Wiślica is a village in Gmina Skoczów, Cieszyn County, Silesian Voivodeship, southern Poland.

==Etymology==
The name of the village is of topographic origin, derived from the name of the River Vistula (Polish: Wisła). Some sources claim that the name is connected with the Vistulans tribe, however the village is too young to have existed in the tribal era. The name was mostly Germanised as Wislitz.

==History==
The village lies in the historical region of Cieszyn Silesia. It was first mentioned in 1447 as Wislicze. Politically the village belonged then to the Duchy of Teschen, a fee of the Kingdom of Bohemia, which, after 1526, became a part of the Habsburg monarchy. In years 1573/1577–1594 it belonged to the Skoczów-Strumień state country that was split from the Duchy of Teschen but was later repurchased.

After the Revolutions of 1848 in the Austrian Empire a modern municipal division was introduced in the re-established Austrian Silesia. The village as a municipality was subscribed to the political district of Bielsko and the legal district of Skoczów. According to the censuses conducted in 1880, 1890, 1900 and 1910 the population of the municipality grew from 313 in 1880 to 425 in 1910 with a majority being native Polish-speakers (99.5%-100%) and in 1910 all of them were Roman Catholics.

After World War I, the fall of Austria-Hungary, the Polish–Czechoslovak War and the division of Cieszyn Silesia in 1920, it became a part of Poland. It was then annexed by Nazi Germany at the beginning of World War II. After the war it was restored to Poland.

== Mayors ==
- Jan Piecha ?-1876
- Jan Wardas 1876-1878
- Paweł Nalewajka ?-1882
- Paweł Lebiedzik 1903-1909

== Geography ==
Wiślica lies in the southern part of Poland, north of Skoczów, 14 km north-east of the county seat, Cieszyn, 19 km west of Bielsko-Biała, 55 km south-west of the regional capital Katowice, and 14 km east of the border with the Czech Republic.

The village is situated on a top of one of the hills of the Silesian Foothills, which height is approximately 360 m above sea level, 10 km north-west of the Silesian Beskids; The hills rises over the left bank of the Vistula river and its eastern slope is covered by a forest protected as a nature reserve, called Skarpa Wiślicka.

====

- **REQUIRED ACTIONS**
1 - Who are all the mayors listed in the text about Wiślica?
2 - According to the text about Wiślica, in what year was the village first mentioned, and under what name?

====

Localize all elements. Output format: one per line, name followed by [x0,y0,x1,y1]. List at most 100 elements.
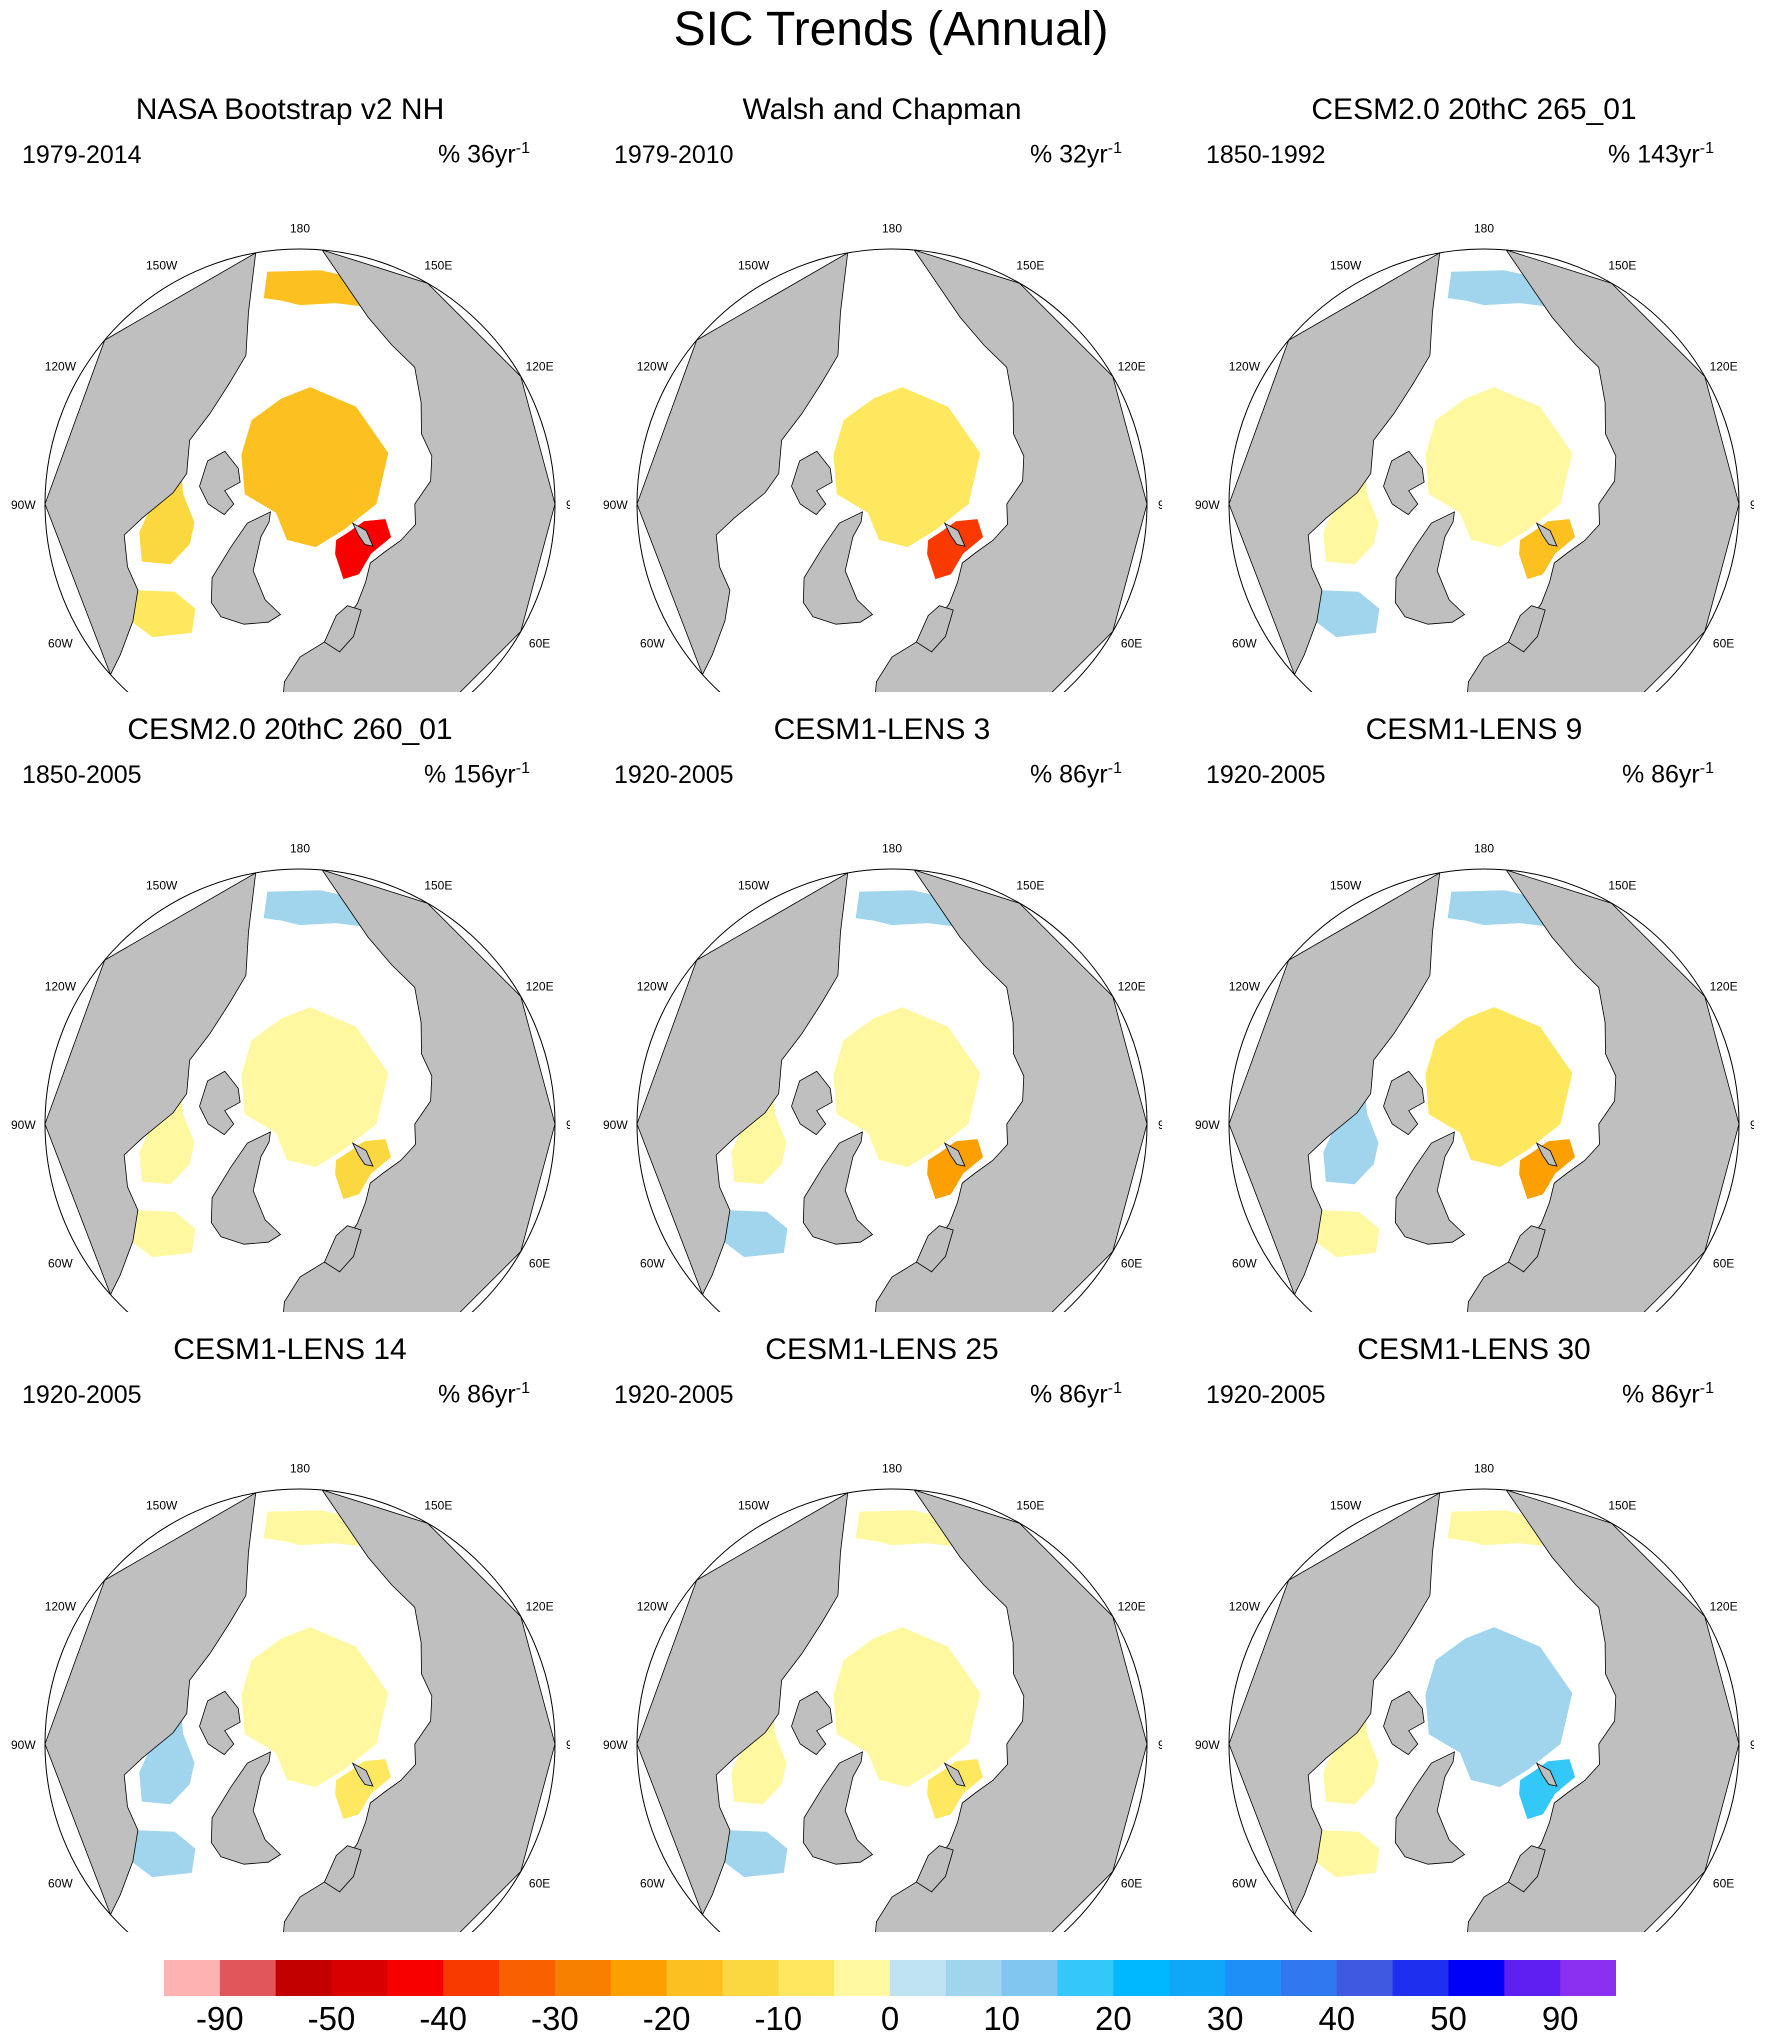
longitude-label: 120W [1229,1600,1261,1614]
trend-region-hudson_baffin [139,460,195,565]
longitude-label: 150W [1330,1498,1362,1512]
land-greenland [210,511,282,625]
longitude-label: 60E [1121,1256,1142,1270]
longitude-label: 60E [1713,1256,1734,1270]
map-panel: 180150E120E90E60E30E030W60W90W120W150WCE… [602,712,1162,1312]
land-caa [791,1690,833,1756]
land-namerica [637,1492,849,1916]
longitude-label: 90W [1195,498,1220,512]
map-boundary [636,1488,1148,1932]
trend-region-labrador [714,1830,788,1878]
colorbar-tick-label: 90 [1541,2000,1579,2037]
colorbar-bin [331,1960,388,1996]
longitude-label: 90E [566,498,570,512]
longitude-label: 90W [11,1118,36,1132]
longitude-label: 150E [424,258,452,272]
map-boundary [636,248,1148,692]
colorbar-bin [1336,1960,1394,1996]
trend-region-central_arctic [241,1627,389,1788]
map-boundary [1228,248,1740,692]
longitude-label: 120W [637,980,669,994]
trend-region-central_arctic [241,1007,389,1168]
polar-map: 180150E120E90E60E30E030W60W90W120W150W [11,221,570,692]
longitude-label: 150E [1016,258,1044,272]
trend-region-central_arctic [1425,1627,1573,1788]
colorbar-bin [164,1960,221,1996]
colorbar-bin [945,1960,1003,1996]
trend-region-hudson_baffin [1323,1080,1379,1185]
longitude-label: 90E [1750,498,1754,512]
panel-title: NASA Bootstrap v2 NH [135,93,445,126]
polar-map: 180150E120E90E60E30E030W60W90W120W150W [11,841,570,1312]
longitude-label: 90W [1195,1738,1220,1752]
longitude-label: 150E [1016,878,1044,892]
longitude-label: 60E [1713,636,1734,650]
land-namerica [45,872,257,1296]
map-panel: 180150E120E90E60E30E030W60W90W120W150WCE… [602,1332,1162,1932]
polar-map: 180150E120E90E60E30E030W60W90W120W150W [1195,841,1754,1312]
trend-region-hudson_baffin [731,1080,787,1185]
colorbar-bin [1225,1960,1282,1996]
colorbar-tick-label: -10 [754,2000,803,2037]
colorbar-tick-label: 50 [1430,2000,1467,2037]
longitude-label: 90W [1195,1118,1220,1132]
land-nz [943,1762,966,1787]
panel-period: 1920-2005 [614,761,734,789]
longitude-label: 180 [882,841,902,855]
trend-region-hudson_baffin [1323,1700,1379,1805]
trend-region-barents_kara [335,519,392,580]
colorbar-tick-label: 30 [1206,2000,1244,2037]
land-scandinavia [323,605,362,653]
panel-period: 1920-2005 [1206,1381,1326,1409]
longitude-label: 180 [1474,1461,1494,1475]
land-namerica [637,872,849,1296]
trend-region-barents_kara [1519,1759,1576,1820]
trend-region-labrador [122,1210,196,1258]
longitude-label: 120E [1710,360,1738,374]
longitude-label: 60E [529,636,550,650]
longitude-label: 120E [526,360,554,374]
colorbar-tick-label: 20 [1095,2000,1132,2037]
colorbar-tick-label: 0 [880,2000,900,2037]
land-nz [1535,1142,1558,1167]
map-panel: 180150E120E90E60E30E030W60W90W120W150WCE… [1194,92,1754,692]
map-boundary [44,1488,556,1932]
map-panel: 180150E120E90E60E30E030W60W90W120W150WCE… [10,712,570,1312]
trend-region-labrador [714,1210,788,1258]
longitude-label: 150W [738,1498,770,1512]
land-caa [199,1690,241,1756]
trend-region-barents_kara [927,519,984,580]
panel-unit: % 156yr-1 [424,760,530,789]
trend-region-hudson_baffin [139,1080,195,1185]
colorbar-bin [778,1960,835,1996]
land-scandinavia [915,1845,954,1893]
trend-region-labrador [122,1830,196,1878]
colorbar-bin [890,1960,947,1996]
land-namerica [1229,872,1441,1296]
colorbar-bin [1001,1960,1059,1996]
land-greenland [210,1131,282,1245]
longitude-label: 120W [1229,980,1261,994]
longitude-label: 120W [45,980,77,994]
land-greenland [802,1751,874,1865]
longitude-label: 180 [290,841,310,855]
polar-map: 180150E120E90E60E30E030W60W90W120W150W [603,841,1162,1312]
longitude-label: 120E [526,1600,554,1614]
land-caa [1383,1690,1425,1756]
longitude-label: 90E [1158,1118,1162,1132]
panel-unit: % 32yr-1 [1029,140,1122,169]
colorbar-bin [387,1960,444,1996]
panel-unit: % 86yr-1 [437,1380,530,1409]
polar-map: 180150E120E90E60E30E030W60W90W120W150W [603,1461,1162,1932]
colorbar-bin [1280,1960,1338,1996]
trend-region-central_arctic [241,387,389,548]
trend-region-hudson_baffin [1323,460,1379,565]
colorbar-bin [666,1960,723,1996]
land-caa [199,450,241,516]
land-caa [791,1070,833,1136]
longitude-label: 180 [882,221,902,235]
land-namerica [1229,252,1441,676]
trend-region-central_arctic [1425,387,1573,548]
longitude-label: 150W [146,1498,178,1512]
longitude-label: 150W [146,878,178,892]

====

- **COMPLETED EXERCISE**
1 - Jan Piecha, Jan Wardas, Paweł Nalewajka, Paweł Lebiedzik

2 - It was first mentioned in 1447, as Wislicze.